## STATED TASK
Search the records below for the word "Difference". Pull out each line that has it.

Recorded data:
☆ ☆ ☆ ☆
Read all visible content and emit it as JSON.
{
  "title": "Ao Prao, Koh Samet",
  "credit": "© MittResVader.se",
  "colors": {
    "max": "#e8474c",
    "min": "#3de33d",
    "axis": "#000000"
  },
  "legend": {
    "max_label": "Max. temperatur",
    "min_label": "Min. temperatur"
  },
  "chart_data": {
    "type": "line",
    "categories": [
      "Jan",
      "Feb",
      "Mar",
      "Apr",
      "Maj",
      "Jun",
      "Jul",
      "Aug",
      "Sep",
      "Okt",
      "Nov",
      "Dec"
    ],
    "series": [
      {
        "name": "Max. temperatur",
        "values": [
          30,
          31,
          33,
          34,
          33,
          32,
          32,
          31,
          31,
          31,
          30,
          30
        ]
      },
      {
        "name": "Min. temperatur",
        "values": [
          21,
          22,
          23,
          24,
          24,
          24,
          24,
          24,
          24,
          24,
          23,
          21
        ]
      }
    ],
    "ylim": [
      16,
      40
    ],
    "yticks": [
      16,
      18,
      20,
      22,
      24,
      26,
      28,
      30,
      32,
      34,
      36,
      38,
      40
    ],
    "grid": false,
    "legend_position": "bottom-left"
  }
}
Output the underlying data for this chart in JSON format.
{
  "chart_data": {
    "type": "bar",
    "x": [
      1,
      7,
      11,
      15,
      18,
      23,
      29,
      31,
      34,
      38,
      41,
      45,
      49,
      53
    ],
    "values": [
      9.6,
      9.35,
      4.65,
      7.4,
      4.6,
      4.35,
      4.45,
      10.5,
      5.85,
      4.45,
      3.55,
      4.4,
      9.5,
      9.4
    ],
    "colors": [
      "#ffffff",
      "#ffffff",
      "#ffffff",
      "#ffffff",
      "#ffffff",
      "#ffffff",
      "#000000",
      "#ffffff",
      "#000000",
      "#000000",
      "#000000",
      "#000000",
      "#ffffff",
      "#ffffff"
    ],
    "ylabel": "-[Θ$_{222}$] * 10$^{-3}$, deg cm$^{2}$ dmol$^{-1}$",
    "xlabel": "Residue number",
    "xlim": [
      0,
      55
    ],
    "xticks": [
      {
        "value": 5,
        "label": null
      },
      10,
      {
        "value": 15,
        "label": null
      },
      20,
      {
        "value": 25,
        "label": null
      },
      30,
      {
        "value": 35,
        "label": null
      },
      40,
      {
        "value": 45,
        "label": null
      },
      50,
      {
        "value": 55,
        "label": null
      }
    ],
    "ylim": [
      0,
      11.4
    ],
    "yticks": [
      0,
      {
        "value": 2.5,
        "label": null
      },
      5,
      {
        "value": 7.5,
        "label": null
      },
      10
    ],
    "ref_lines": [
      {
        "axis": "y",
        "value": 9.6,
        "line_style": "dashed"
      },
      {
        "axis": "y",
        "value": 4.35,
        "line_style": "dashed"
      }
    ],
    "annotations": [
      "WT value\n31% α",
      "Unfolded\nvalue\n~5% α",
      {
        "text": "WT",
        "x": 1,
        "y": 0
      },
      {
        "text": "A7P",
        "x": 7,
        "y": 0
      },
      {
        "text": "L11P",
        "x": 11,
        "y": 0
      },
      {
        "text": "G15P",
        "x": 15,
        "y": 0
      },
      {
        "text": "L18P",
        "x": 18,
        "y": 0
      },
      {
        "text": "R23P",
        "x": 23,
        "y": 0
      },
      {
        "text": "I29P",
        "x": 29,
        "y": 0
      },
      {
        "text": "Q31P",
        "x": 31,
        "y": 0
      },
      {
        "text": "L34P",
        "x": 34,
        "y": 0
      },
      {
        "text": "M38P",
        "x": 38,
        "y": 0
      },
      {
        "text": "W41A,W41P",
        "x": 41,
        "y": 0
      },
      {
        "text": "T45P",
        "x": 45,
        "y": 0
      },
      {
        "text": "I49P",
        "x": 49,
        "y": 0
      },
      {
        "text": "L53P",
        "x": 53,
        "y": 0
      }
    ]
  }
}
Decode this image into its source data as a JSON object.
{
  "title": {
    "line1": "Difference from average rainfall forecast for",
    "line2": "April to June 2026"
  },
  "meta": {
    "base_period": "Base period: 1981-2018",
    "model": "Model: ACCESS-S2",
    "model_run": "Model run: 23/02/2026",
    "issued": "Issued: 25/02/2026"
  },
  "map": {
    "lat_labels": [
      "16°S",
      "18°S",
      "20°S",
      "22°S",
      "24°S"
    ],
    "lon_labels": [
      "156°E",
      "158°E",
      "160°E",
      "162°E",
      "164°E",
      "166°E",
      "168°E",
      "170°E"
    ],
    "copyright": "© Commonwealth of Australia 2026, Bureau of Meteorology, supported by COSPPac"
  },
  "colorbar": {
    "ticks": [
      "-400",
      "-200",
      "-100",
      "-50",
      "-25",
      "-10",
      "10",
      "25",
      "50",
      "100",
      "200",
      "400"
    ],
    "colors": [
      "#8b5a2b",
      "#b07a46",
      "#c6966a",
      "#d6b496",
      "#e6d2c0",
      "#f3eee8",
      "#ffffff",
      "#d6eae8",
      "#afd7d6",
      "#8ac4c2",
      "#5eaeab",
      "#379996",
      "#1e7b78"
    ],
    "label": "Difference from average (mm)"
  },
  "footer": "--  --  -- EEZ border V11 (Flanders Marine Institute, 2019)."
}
☆ ☆ ☆ ☆
## SOLUTION TO THIS TASK
    "line1": "Difference from average rainfall forecast for",
    "label": "Difference from average (mm)"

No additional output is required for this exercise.